== EXTRACTED DATA ==

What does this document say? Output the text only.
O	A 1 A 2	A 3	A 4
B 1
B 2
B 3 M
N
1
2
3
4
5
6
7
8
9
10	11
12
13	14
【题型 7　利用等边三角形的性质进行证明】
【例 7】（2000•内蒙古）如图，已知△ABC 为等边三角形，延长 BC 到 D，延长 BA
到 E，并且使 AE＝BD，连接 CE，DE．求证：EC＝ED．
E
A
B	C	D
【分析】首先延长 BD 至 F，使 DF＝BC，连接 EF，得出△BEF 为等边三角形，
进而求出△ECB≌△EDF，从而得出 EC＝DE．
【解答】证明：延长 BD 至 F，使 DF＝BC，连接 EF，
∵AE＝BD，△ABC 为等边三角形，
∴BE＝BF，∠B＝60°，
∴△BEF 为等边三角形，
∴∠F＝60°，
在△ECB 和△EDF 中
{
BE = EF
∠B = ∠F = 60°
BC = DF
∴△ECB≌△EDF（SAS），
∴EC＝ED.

== REQUIRED TASK ==
Repeat all the entries word for word.

== EXERCISE OUTPUT ==
What does this document say? Output the text only.
O	A 1 A 2	A 3	A 4
B 1
B 2
B 3 M
N
1
2
3
4
5
6
7
8
9
10	11
12
13	14
【题型 7　利用等边三角形的性质进行证明】
【例 7】（2000•内蒙古）如图，已知△ABC 为等边三角形，延长 BC 到 D，延长 BA
到 E，并且使 AE＝BD，连接 CE，DE．求证：EC＝ED．
E
A
B	C	D
【分析】首先延长 BD 至 F，使 DF＝BC，连接 EF，得出△BEF 为等边三角形，
进而求出△ECB≌△EDF，从而得出 EC＝DE．
【解答】证明：延长 BD 至 F，使 DF＝BC，连接 EF，
∵AE＝BD，△ABC 为等边三角形，
∴BE＝BF，∠B＝60°，
∴△BEF 为等边三角形，
∴∠F＝60°，
在△ECB 和△EDF 中
{
BE = EF
∠B = ∠F = 60°
BC = DF
∴△ECB≌△EDF（SAS），
∴EC＝ED.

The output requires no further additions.